WHAT THE TASK ASKS:
Give every line below again, exactly.

— Start of TASK MATERIAL —

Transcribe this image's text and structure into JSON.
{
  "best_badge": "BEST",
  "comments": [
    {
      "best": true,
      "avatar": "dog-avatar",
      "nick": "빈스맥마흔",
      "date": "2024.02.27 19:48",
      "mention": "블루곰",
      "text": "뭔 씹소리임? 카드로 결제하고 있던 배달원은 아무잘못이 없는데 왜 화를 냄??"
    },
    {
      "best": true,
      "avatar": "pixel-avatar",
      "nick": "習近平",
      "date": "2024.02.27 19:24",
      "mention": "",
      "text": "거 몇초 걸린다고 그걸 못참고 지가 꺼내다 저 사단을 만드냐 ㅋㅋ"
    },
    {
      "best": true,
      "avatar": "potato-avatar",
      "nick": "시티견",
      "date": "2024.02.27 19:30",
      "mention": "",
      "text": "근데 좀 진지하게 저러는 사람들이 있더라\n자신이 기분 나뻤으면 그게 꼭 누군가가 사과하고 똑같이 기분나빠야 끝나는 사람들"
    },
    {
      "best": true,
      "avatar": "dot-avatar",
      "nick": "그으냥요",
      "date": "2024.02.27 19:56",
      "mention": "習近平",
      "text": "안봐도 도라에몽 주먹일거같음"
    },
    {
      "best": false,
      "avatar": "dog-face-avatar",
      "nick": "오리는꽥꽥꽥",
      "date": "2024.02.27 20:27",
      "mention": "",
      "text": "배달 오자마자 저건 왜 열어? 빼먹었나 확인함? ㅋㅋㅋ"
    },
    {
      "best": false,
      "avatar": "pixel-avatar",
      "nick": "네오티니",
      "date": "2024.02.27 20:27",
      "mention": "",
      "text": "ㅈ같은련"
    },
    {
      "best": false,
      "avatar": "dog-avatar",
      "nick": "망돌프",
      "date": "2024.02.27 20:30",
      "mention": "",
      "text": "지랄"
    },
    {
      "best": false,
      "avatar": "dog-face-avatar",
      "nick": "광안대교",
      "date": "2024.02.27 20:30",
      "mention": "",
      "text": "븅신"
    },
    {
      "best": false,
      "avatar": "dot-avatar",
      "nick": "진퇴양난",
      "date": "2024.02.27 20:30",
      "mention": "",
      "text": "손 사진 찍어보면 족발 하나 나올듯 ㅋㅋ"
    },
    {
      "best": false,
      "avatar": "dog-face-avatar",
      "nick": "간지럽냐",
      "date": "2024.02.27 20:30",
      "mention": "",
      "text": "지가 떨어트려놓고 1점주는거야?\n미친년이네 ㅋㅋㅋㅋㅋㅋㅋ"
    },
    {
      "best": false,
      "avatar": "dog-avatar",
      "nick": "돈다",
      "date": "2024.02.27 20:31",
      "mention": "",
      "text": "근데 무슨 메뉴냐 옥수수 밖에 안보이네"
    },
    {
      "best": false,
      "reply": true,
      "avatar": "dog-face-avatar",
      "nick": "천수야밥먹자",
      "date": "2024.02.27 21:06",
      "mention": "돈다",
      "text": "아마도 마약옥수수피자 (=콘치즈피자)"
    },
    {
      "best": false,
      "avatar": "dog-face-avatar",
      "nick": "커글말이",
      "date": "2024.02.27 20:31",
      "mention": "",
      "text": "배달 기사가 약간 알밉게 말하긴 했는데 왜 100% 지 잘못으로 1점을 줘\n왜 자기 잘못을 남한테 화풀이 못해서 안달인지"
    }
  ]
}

— End of TASK MATERIAL —

OUTPUT:
Transcribe this image's text and structure into JSON.
{
  "best_badge": "BEST",
  "comments": [
    {
      "best": true,
      "avatar": "dog-avatar",
      "nick": "빈스맥마흔",
      "date": "2024.02.27 19:48",
      "mention": "블루곰",
      "text": "뭔 씹소리임? 카드로 결제하고 있던 배달원은 아무잘못이 없는데 왜 화를 냄??"
    },
    {
      "best": true,
      "avatar": "pixel-avatar",
      "nick": "習近平",
      "date": "2024.02.27 19:24",
      "mention": "",
      "text": "거 몇초 걸린다고 그걸 못참고 지가 꺼내다 저 사단을 만드냐 ㅋㅋ"
    },
    {
      "best": true,
      "avatar": "potato-avatar",
      "nick": "시티견",
      "date": "2024.02.27 19:30",
      "mention": "",
      "text": "근데 좀 진지하게 저러는 사람들이 있더라\n자신이 기분 나뻤으면 그게 꼭 누군가가 사과하고 똑같이 기분나빠야 끝나는 사람들"
    },
    {
      "best": true,
      "avatar": "dot-avatar",
      "nick": "그으냥요",
      "date": "2024.02.27 19:56",
      "mention": "習近平",
      "text": "안봐도 도라에몽 주먹일거같음"
    },
    {
      "best": false,
      "avatar": "dog-face-avatar",
      "nick": "오리는꽥꽥꽥",
      "date": "2024.02.27 20:27",
      "mention": "",
      "text": "배달 오자마자 저건 왜 열어? 빼먹었나 확인함? ㅋㅋㅋ"
    },
    {
      "best": false,
      "avatar": "pixel-avatar",
      "nick": "네오티니",
      "date": "2024.02.27 20:27",
      "mention": "",
      "text": "ㅈ같은련"
    },
    {
      "best": false,
      "avatar": "dog-avatar",
      "nick": "망돌프",
      "date": "2024.02.27 20:30",
      "mention": "",
      "text": "지랄"
    },
    {
      "best": false,
      "avatar": "dog-face-avatar",
      "nick": "광안대교",
      "date": "2024.02.27 20:30",
      "mention": "",
      "text": "븅신"
    },
    {
      "best": false,
      "avatar": "dot-avatar",
      "nick": "진퇴양난",
      "date": "2024.02.27 20:30",
      "mention": "",
      "text": "손 사진 찍어보면 족발 하나 나올듯 ㅋㅋ"
    },
    {
      "best": false,
      "avatar": "dog-face-avatar",
      "nick": "간지럽냐",
      "date": "2024.02.27 20:30",
      "mention": "",
      "text": "지가 떨어트려놓고 1점주는거야?\n미친년이네 ㅋㅋㅋㅋㅋㅋㅋ"
    },
    {
      "best": false,
      "avatar": "dog-avatar",
      "nick": "돈다",
      "date": "2024.02.27 20:31",
      "mention": "",
      "text": "근데 무슨 메뉴냐 옥수수 밖에 안보이네"
    },
    {
      "best": false,
      "reply": true,
      "avatar": "dog-face-avatar",
      "nick": "천수야밥먹자",
      "date": "2024.02.27 21:06",
      "mention": "돈다",
      "text": "아마도 마약옥수수피자 (=콘치즈피자)"
    },
    {
      "best": false,
      "avatar": "dog-face-avatar",
      "nick": "커글말이",
      "date": "2024.02.27 20:31",
      "mention": "",
      "text": "배달 기사가 약간 알밉게 말하긴 했는데 왜 100% 지 잘못으로 1점을 줘\n왜 자기 잘못을 남한테 화풀이 못해서 안달인지"
    }
  ]
}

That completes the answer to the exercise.